» What is asked
Transcribe the entries below exactly; leave every image out.

» Information provided
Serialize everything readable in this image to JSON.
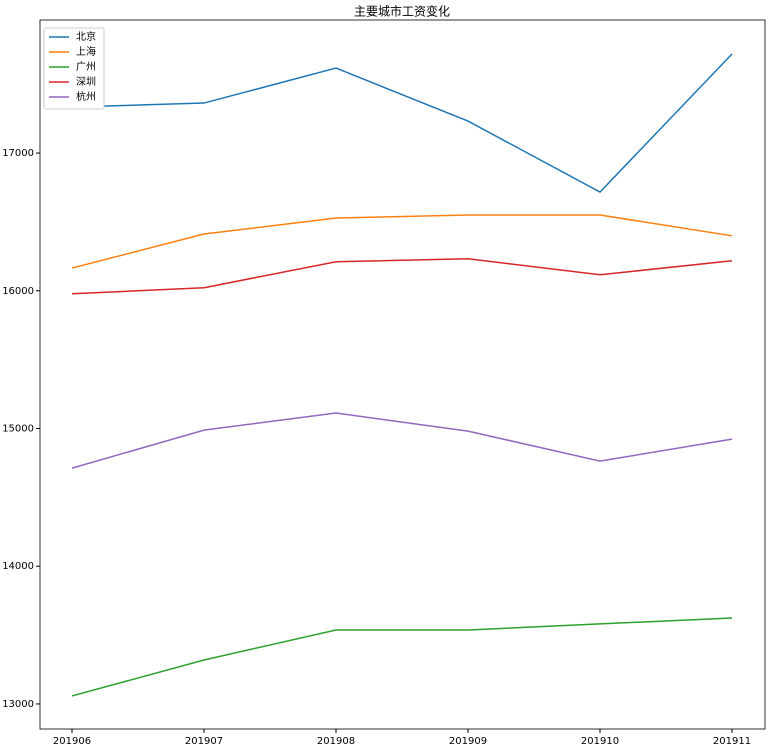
{
  "chart_data": {
    "type": "line",
    "title": "主要城市工资变化",
    "categories": [
      "201906",
      "201907",
      "201908",
      "201909",
      "201910",
      "201911"
    ],
    "series": [
      {
        "name": "北京",
        "color": "#1f77b4",
        "values": [
          17334,
          17363,
          17617,
          17232,
          16717,
          17719
        ]
      },
      {
        "name": "上海",
        "color": "#ff7f0e",
        "values": [
          16165,
          16412,
          16528,
          16550,
          16550,
          16399
        ]
      },
      {
        "name": "广州",
        "color": "#2ca02c",
        "values": [
          13058,
          13319,
          13537,
          13537,
          13581,
          13624
        ]
      },
      {
        "name": "深圳",
        "color": "#d62728",
        "values": [
          15978,
          16022,
          16211,
          16232,
          16116,
          16218
        ]
      },
      {
        "name": "杭州",
        "color": "#9467bd",
        "values": [
          14712,
          14988,
          15112,
          14981,
          14763,
          14923
        ]
      }
    ],
    "ylim": [
      12818,
      17966
    ],
    "yticks": [
      13000,
      14000,
      15000,
      16000,
      17000
    ],
    "grid": false,
    "legend": "upper-left"
  }
}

» Written reply
Serialize everything readable in this image to JSON.
{
  "chart_data": {
    "type": "line",
    "title": "主要城市工资变化",
    "categories": [
      "201906",
      "201907",
      "201908",
      "201909",
      "201910",
      "201911"
    ],
    "series": [
      {
        "name": "北京",
        "color": "#1f77b4",
        "values": [
          17334,
          17363,
          17617,
          17232,
          16717,
          17719
        ]
      },
      {
        "name": "上海",
        "color": "#ff7f0e",
        "values": [
          16165,
          16412,
          16528,
          16550,
          16550,
          16399
        ]
      },
      {
        "name": "广州",
        "color": "#2ca02c",
        "values": [
          13058,
          13319,
          13537,
          13537,
          13581,
          13624
        ]
      },
      {
        "name": "深圳",
        "color": "#d62728",
        "values": [
          15978,
          16022,
          16211,
          16232,
          16116,
          16218
        ]
      },
      {
        "name": "杭州",
        "color": "#9467bd",
        "values": [
          14712,
          14988,
          15112,
          14981,
          14763,
          14923
        ]
      }
    ],
    "ylim": [
      12818,
      17966
    ],
    "yticks": [
      13000,
      14000,
      15000,
      16000,
      17000
    ],
    "grid": false,
    "legend": "upper-left"
  }
}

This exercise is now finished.